__The problem__. Wherever a line holds the string "structured", copy that line.

__Entries provided__.
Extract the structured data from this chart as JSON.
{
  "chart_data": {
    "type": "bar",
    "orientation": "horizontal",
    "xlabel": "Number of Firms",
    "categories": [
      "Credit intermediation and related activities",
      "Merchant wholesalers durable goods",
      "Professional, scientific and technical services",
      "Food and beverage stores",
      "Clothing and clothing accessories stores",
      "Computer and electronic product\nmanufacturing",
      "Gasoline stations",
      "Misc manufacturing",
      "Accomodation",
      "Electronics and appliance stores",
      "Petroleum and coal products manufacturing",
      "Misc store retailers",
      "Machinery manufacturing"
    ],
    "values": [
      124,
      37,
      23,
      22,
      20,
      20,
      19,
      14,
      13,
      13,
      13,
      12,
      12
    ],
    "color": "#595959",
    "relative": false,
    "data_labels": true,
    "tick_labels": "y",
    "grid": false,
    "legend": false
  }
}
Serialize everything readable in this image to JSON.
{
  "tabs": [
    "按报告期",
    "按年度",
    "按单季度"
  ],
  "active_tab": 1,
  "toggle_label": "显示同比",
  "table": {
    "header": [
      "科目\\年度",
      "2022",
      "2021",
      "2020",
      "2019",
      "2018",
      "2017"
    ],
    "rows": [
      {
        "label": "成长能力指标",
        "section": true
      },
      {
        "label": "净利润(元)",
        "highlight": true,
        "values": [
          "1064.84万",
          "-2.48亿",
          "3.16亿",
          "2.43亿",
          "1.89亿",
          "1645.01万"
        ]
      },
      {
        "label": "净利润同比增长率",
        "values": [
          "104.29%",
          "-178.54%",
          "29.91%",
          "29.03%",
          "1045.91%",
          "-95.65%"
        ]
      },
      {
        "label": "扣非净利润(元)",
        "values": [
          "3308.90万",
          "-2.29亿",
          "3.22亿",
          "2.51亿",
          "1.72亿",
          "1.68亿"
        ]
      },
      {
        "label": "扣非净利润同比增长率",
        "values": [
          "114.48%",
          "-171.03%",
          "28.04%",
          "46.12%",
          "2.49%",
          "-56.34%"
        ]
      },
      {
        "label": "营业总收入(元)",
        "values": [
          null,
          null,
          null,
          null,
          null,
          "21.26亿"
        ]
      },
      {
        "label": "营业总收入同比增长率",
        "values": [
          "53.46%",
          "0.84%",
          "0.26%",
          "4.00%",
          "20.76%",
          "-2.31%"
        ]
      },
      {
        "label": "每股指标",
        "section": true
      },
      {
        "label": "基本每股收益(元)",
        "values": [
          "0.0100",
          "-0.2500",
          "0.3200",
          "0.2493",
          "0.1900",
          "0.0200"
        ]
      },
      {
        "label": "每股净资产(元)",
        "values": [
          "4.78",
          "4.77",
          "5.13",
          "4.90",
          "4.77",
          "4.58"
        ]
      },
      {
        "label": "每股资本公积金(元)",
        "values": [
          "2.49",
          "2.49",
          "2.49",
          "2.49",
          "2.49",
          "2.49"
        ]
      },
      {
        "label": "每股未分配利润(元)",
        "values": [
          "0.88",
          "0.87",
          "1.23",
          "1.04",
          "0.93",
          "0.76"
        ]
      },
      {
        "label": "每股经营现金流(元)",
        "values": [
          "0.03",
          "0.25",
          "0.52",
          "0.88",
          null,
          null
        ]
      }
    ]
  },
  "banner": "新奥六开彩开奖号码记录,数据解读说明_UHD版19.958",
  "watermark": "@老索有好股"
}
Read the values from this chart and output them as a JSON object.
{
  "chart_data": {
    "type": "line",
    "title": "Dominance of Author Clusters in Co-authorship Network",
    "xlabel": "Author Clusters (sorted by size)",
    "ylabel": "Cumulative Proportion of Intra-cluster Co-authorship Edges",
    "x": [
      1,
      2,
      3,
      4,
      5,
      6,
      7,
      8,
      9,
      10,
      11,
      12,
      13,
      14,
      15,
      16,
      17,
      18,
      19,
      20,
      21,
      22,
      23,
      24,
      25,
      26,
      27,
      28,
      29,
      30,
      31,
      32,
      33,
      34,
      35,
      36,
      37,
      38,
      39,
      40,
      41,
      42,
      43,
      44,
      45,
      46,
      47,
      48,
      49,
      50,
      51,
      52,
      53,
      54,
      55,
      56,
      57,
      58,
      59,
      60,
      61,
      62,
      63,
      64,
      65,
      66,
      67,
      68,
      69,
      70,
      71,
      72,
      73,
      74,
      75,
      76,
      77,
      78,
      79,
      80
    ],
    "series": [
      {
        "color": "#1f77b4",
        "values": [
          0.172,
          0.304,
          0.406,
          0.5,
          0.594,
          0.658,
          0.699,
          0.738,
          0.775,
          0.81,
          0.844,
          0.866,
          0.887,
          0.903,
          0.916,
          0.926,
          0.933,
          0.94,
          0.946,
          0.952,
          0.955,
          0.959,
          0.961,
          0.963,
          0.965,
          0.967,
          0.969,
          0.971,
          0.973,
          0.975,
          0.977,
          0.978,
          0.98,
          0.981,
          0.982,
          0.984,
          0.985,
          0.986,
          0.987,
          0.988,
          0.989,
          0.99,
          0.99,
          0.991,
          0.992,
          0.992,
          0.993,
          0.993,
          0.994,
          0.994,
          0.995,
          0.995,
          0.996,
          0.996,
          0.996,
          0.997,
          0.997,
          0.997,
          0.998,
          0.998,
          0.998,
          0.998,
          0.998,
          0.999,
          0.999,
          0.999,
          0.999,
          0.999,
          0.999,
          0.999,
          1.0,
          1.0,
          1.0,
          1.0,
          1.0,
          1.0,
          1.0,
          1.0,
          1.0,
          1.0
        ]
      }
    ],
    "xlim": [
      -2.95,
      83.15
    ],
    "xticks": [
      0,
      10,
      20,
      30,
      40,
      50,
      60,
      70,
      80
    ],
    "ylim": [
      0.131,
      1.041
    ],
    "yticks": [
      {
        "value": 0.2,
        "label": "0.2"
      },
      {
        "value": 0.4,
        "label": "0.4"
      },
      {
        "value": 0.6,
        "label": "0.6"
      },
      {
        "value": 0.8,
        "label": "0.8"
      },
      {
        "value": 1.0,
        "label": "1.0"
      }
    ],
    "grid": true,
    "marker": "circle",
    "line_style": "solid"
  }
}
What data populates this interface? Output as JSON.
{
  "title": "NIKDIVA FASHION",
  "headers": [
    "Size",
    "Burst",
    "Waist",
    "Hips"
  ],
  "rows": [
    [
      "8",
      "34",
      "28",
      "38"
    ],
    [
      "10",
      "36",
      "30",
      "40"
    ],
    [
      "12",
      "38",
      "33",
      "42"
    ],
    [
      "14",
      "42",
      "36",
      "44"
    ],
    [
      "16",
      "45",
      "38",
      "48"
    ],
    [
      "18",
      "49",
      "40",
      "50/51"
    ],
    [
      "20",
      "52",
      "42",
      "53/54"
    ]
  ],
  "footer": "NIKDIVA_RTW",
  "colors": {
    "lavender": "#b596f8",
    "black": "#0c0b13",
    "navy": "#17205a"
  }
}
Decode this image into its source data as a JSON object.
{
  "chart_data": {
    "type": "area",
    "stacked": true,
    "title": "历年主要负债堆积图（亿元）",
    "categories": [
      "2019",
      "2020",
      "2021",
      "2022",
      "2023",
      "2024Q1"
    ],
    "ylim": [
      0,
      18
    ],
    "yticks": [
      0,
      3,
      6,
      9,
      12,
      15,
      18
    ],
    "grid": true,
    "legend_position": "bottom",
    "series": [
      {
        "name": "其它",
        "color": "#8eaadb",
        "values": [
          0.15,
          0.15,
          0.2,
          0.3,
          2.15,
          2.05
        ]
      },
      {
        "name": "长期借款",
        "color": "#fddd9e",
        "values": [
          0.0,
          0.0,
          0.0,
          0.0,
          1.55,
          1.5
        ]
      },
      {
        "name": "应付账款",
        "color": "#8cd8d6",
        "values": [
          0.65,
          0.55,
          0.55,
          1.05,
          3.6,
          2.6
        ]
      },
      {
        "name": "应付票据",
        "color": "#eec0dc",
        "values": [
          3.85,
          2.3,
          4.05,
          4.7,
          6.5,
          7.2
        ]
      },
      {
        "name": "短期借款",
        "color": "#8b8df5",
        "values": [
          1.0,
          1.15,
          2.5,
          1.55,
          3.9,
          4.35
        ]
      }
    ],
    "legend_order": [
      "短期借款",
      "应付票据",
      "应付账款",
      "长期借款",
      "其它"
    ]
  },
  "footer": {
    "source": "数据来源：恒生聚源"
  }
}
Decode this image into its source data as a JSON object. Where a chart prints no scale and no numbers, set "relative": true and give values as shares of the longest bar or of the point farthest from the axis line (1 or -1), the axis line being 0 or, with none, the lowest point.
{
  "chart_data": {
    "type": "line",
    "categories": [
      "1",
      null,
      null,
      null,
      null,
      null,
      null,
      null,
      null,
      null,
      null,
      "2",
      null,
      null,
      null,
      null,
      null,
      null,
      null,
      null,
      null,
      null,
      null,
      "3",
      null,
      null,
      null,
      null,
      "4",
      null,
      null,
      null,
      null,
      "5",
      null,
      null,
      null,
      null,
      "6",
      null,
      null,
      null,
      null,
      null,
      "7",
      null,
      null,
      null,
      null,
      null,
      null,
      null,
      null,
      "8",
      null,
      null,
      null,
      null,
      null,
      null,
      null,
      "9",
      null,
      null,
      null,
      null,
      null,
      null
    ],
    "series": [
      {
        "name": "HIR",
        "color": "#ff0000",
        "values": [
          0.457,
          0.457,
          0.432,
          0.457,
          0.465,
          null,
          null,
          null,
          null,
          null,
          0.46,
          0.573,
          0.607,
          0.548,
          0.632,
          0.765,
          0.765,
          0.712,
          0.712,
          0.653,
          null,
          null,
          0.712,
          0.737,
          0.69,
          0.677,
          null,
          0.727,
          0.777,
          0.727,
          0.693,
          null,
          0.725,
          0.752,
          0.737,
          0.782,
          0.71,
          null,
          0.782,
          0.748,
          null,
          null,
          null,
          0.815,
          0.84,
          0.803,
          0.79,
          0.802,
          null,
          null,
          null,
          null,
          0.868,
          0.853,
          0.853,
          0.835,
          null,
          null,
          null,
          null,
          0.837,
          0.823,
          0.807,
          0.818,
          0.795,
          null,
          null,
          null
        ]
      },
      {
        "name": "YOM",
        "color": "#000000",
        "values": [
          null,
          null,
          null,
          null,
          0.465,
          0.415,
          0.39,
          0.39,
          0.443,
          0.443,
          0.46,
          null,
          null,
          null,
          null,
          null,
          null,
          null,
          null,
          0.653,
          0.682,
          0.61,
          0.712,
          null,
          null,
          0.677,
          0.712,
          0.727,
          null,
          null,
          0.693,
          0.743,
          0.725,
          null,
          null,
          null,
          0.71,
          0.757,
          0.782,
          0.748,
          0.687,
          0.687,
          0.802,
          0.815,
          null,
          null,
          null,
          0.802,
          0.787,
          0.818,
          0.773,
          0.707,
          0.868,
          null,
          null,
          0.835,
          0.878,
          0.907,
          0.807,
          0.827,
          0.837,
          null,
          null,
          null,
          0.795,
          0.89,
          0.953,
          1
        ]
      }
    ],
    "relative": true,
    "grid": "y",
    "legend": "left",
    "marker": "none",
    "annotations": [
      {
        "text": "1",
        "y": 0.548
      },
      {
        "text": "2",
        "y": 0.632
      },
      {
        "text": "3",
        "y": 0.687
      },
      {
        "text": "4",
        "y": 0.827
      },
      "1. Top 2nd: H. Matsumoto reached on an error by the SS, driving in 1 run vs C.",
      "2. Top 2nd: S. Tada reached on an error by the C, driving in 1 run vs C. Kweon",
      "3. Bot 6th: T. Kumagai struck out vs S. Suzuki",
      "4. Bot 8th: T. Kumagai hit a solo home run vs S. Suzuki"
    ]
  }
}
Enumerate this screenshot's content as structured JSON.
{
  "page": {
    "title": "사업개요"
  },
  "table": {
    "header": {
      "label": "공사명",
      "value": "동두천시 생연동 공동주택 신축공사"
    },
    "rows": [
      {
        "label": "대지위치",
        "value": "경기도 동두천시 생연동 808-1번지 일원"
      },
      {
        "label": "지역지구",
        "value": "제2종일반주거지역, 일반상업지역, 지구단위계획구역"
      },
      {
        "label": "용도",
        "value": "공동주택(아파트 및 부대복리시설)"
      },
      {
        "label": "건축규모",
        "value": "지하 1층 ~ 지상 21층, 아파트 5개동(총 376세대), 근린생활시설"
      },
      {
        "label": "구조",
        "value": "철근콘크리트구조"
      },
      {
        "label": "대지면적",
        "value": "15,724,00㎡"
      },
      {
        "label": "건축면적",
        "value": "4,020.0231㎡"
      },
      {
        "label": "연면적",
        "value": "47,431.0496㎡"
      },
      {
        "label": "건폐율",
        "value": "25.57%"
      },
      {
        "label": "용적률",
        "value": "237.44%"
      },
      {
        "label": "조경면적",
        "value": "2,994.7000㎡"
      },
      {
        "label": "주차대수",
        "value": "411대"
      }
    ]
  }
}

__Task solution__.
Extract the structured data from this chart as JSON.
Enumerate this screenshot's content as structured JSON.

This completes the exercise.